__EXERCISE DIRECTIONS__
Search the material for the word "this" and report each line where it turns up.

__Dataset entries on figures__
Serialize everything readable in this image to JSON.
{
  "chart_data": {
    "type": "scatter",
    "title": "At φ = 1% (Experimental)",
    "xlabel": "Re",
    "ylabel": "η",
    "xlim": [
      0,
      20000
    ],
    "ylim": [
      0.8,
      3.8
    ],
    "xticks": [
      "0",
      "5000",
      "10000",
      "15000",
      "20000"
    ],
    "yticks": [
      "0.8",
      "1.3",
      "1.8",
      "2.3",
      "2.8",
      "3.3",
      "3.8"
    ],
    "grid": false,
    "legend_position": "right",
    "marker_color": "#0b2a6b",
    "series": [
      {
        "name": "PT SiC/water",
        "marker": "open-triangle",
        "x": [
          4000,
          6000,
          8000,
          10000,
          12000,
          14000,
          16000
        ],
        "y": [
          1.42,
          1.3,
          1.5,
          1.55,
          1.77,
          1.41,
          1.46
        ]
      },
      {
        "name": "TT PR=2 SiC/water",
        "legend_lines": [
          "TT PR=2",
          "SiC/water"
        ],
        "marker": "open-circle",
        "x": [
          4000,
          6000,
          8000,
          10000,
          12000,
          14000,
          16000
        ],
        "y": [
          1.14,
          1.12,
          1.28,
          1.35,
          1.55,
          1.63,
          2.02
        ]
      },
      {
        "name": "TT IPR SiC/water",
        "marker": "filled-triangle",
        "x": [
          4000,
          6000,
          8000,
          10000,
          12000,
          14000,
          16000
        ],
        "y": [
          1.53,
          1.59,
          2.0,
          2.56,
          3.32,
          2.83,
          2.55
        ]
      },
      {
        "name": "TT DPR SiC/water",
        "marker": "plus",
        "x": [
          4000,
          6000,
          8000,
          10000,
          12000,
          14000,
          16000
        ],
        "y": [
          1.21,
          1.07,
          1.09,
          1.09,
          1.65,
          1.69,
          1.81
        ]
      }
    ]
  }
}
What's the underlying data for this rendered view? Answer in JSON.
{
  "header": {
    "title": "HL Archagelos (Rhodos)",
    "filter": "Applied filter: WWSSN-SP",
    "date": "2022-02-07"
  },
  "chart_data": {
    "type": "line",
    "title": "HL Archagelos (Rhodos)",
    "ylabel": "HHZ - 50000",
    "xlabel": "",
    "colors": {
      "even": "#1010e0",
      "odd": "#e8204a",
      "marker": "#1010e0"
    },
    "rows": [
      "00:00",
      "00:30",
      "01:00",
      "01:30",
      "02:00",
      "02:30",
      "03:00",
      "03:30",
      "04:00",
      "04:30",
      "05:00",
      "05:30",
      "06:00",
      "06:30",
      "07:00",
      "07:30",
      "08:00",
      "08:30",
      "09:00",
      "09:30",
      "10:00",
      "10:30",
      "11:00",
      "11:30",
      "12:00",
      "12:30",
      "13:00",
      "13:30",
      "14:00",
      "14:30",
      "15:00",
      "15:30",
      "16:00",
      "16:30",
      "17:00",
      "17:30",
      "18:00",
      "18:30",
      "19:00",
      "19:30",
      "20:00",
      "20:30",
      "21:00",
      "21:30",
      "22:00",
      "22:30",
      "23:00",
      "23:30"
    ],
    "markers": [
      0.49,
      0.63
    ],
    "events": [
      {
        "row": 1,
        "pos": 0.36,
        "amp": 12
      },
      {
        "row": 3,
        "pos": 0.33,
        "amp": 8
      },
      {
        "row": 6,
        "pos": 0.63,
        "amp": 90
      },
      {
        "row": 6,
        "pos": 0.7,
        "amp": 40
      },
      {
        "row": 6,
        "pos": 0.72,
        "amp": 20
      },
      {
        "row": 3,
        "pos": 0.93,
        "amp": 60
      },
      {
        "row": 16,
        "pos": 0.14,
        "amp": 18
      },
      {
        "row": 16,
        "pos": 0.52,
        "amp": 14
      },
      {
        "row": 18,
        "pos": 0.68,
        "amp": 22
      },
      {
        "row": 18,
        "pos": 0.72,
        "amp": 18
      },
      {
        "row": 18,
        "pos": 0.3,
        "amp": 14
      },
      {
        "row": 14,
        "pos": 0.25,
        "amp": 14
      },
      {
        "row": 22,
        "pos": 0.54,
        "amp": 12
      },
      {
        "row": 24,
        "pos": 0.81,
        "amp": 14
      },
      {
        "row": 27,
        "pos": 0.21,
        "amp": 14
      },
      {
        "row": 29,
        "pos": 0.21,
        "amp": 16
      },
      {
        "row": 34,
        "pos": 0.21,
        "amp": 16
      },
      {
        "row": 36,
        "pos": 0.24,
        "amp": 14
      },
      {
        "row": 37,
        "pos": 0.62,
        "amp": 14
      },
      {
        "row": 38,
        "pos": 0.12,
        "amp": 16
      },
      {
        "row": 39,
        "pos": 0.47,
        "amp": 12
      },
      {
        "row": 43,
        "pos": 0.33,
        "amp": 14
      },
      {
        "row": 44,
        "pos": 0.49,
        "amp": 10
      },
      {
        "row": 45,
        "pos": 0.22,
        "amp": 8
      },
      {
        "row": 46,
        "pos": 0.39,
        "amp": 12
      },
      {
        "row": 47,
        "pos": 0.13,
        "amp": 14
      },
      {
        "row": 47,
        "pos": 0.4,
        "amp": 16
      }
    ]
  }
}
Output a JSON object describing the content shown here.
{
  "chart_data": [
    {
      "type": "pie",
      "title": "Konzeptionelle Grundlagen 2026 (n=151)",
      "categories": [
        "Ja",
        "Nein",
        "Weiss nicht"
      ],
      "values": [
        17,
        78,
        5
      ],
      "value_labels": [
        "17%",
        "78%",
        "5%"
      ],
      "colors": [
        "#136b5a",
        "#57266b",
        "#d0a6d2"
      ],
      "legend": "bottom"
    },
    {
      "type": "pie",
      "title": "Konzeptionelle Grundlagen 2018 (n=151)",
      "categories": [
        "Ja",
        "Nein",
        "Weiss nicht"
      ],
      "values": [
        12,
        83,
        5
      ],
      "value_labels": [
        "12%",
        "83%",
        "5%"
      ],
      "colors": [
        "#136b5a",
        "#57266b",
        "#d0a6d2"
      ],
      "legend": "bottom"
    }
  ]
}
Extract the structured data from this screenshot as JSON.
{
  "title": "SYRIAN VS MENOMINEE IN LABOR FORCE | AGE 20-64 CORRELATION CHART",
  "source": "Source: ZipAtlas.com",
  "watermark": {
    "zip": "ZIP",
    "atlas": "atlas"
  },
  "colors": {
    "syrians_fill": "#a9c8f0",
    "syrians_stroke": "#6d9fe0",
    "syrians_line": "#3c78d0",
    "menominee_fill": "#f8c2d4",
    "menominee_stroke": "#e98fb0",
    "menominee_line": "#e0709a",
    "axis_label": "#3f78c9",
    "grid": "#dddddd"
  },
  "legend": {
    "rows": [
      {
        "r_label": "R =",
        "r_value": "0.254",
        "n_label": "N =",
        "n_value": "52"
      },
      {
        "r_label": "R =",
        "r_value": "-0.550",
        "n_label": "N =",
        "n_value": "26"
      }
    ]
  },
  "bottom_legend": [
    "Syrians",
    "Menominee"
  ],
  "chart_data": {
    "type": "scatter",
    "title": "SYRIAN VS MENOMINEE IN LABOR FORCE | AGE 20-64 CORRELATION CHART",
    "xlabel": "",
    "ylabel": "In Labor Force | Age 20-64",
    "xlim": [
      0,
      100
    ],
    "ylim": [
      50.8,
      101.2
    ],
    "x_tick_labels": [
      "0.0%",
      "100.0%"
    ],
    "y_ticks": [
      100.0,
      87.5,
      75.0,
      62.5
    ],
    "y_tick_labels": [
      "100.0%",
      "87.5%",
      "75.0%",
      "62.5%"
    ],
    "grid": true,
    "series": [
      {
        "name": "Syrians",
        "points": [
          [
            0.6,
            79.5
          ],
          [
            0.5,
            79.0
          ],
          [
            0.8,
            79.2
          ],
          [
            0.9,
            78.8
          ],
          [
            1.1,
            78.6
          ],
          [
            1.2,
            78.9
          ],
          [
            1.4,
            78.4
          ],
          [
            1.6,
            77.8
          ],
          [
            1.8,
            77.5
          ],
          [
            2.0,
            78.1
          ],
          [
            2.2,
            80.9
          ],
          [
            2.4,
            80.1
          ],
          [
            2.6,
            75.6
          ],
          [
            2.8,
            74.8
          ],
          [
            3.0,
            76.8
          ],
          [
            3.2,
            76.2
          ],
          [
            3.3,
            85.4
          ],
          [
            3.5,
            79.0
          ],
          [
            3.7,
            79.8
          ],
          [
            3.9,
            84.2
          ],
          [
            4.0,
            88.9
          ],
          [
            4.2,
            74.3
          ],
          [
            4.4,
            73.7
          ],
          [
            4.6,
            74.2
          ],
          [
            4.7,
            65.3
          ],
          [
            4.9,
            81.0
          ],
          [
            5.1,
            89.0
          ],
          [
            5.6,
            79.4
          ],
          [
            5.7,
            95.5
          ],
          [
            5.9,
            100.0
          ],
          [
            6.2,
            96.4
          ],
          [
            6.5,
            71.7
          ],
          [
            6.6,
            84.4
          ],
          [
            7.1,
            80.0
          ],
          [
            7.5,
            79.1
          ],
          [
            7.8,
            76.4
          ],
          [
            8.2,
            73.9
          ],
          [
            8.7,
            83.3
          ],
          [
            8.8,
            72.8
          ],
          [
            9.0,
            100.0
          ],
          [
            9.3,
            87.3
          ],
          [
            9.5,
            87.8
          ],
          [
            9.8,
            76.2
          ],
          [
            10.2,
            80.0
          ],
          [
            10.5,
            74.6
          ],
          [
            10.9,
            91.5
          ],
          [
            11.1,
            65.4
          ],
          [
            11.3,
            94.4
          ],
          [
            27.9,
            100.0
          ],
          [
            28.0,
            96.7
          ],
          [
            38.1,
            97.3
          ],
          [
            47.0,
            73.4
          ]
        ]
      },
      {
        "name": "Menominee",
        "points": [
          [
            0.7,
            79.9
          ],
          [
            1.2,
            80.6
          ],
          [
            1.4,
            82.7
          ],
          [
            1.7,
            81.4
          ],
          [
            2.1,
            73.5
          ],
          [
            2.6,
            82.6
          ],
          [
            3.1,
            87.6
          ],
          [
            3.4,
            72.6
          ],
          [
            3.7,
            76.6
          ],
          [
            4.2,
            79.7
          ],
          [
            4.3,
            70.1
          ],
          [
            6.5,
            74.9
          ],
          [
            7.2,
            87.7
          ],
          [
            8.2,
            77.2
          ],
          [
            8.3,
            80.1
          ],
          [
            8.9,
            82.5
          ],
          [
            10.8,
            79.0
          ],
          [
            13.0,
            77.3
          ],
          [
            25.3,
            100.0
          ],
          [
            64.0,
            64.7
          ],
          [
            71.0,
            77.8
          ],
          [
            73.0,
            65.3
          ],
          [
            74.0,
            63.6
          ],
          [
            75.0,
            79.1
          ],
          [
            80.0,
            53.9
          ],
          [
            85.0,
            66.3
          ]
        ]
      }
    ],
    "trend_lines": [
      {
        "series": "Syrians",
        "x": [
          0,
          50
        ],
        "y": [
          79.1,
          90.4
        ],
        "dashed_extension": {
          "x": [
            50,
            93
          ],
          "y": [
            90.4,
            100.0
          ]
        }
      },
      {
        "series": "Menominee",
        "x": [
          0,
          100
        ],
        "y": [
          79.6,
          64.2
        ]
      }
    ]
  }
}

__SOLUTION__
Serialize everything readable in this image to JSON.
What's the underlying data for this rendered view? Answer in JSON.
Extract the structured data from this screenshot as JSON.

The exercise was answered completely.